%%

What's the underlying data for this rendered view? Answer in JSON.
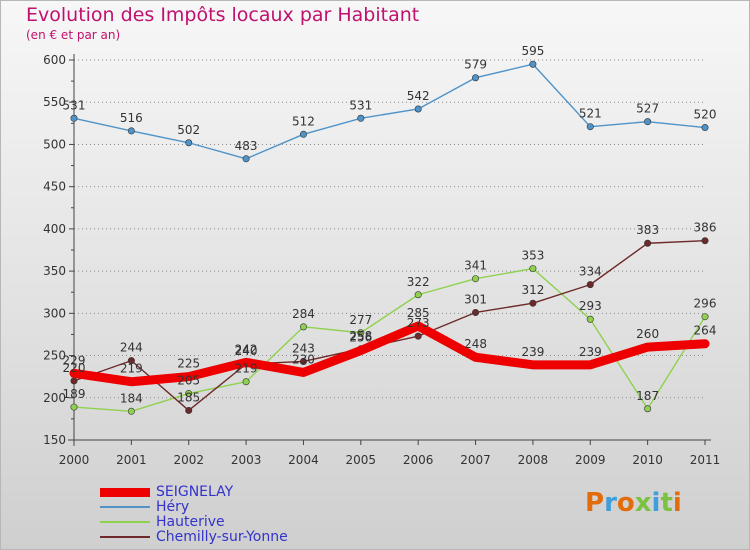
{
  "header": {
    "title": "Evolution des Impôts locaux par Habitant",
    "subtitle": "(en € et par an)"
  },
  "logo": {
    "letters": [
      "P",
      "r",
      "o",
      "x",
      "i",
      "t",
      "i"
    ]
  },
  "chart_data": {
    "type": "line",
    "title": "Evolution des Impôts locaux par Habitant",
    "subtitle": "(en € et par an)",
    "xlabel": "",
    "ylabel": "",
    "x": [
      "2000",
      "2001",
      "2002",
      "2003",
      "2004",
      "2005",
      "2006",
      "2007",
      "2008",
      "2009",
      "2010",
      "2011"
    ],
    "ylim": [
      150,
      600
    ],
    "yticks": [
      "150",
      "200",
      "250",
      "300",
      "350",
      "400",
      "450",
      "500",
      "550",
      "600"
    ],
    "grid": "horizontal dotted",
    "legend_position": "bottom-left",
    "series": [
      {
        "name": "SEIGNELAY",
        "color": "#ee0000",
        "emphasis": true,
        "show_markers": false,
        "values": [
          229,
          219,
          225,
          242,
          230,
          256,
          285,
          248,
          239,
          239,
          260,
          264
        ]
      },
      {
        "name": "Héry",
        "color": "#4f93c8",
        "show_markers": true,
        "values": [
          531,
          516,
          502,
          483,
          512,
          531,
          542,
          579,
          595,
          521,
          527,
          520
        ]
      },
      {
        "name": "Hauterive",
        "color": "#8fd14f",
        "show_markers": true,
        "values": [
          189,
          184,
          205,
          219,
          284,
          277,
          322,
          341,
          353,
          293,
          187,
          296
        ]
      },
      {
        "name": "Chemilly-sur-Yonne",
        "color": "#6e2a2a",
        "show_markers": true,
        "values": [
          220,
          244,
          185,
          240,
          243,
          258,
          273,
          301,
          312,
          334,
          383,
          386
        ]
      }
    ]
  }
}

%%

# What you will do
Without the pictures, repeat all the records word for word.

# Written answer
What's the underlying data for this rendered view? Answer in JSON.
{
  "header": {
    "title": "Evolution des Impôts locaux par Habitant",
    "subtitle": "(en € et par an)"
  },
  "logo": {
    "letters": [
      "P",
      "r",
      "o",
      "x",
      "i",
      "t",
      "i"
    ]
  },
  "chart_data": {
    "type": "line",
    "title": "Evolution des Impôts locaux par Habitant",
    "subtitle": "(en € et par an)",
    "xlabel": "",
    "ylabel": "",
    "x": [
      "2000",
      "2001",
      "2002",
      "2003",
      "2004",
      "2005",
      "2006",
      "2007",
      "2008",
      "2009",
      "2010",
      "2011"
    ],
    "ylim": [
      150,
      600
    ],
    "yticks": [
      "150",
      "200",
      "250",
      "300",
      "350",
      "400",
      "450",
      "500",
      "550",
      "600"
    ],
    "grid": "horizontal dotted",
    "legend_position": "bottom-left",
    "series": [
      {
        "name": "SEIGNELAY",
        "color": "#ee0000",
        "emphasis": true,
        "show_markers": false,
        "values": [
          229,
          219,
          225,
          242,
          230,
          256,
          285,
          248,
          239,
          239,
          260,
          264
        ]
      },
      {
        "name": "Héry",
        "color": "#4f93c8",
        "show_markers": true,
        "values": [
          531,
          516,
          502,
          483,
          512,
          531,
          542,
          579,
          595,
          521,
          527,
          520
        ]
      },
      {
        "name": "Hauterive",
        "color": "#8fd14f",
        "show_markers": true,
        "values": [
          189,
          184,
          205,
          219,
          284,
          277,
          322,
          341,
          353,
          293,
          187,
          296
        ]
      },
      {
        "name": "Chemilly-sur-Yonne",
        "color": "#6e2a2a",
        "show_markers": true,
        "values": [
          220,
          244,
          185,
          240,
          243,
          258,
          273,
          301,
          312,
          334,
          383,
          386
        ]
      }
    ]
  }
}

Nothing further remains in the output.